EXERCISE TASK – Scan the records for the word "подлежит". Copy each line that includes it.

Recorded data –
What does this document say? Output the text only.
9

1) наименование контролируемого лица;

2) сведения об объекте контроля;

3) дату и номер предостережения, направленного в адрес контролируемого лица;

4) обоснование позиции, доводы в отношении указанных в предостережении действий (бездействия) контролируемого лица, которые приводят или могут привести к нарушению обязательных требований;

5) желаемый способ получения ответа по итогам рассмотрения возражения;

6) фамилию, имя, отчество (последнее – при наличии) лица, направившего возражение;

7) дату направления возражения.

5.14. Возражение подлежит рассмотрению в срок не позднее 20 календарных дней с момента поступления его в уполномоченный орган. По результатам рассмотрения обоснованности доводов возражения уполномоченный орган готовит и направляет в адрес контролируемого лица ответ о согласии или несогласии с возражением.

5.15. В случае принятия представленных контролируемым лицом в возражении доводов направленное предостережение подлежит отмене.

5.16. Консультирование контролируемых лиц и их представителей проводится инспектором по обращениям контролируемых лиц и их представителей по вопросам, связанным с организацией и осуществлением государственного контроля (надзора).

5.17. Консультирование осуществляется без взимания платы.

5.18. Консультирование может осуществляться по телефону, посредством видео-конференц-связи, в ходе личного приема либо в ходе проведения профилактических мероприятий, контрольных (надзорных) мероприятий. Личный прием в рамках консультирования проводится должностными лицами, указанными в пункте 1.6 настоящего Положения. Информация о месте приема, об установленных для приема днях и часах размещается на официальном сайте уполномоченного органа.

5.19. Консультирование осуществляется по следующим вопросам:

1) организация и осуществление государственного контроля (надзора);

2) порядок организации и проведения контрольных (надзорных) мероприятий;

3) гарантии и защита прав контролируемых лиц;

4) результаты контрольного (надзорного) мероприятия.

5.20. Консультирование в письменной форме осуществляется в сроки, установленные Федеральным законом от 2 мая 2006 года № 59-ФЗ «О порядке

REPLY –
5.14. Возражение подлежит рассмотрению в срок не позднее 20 календарных дней с момента поступления его в уполномоченный орган. По результатам рассмотрения обоснованности доводов возражения уполномоченный орган готовит и направляет в адрес контролируемого лица ответ о согласии или несогласии с возражением.
5.15. В случае принятия представленных контролируемым лицом в возражении доводов направленное предостережение подлежит отмене.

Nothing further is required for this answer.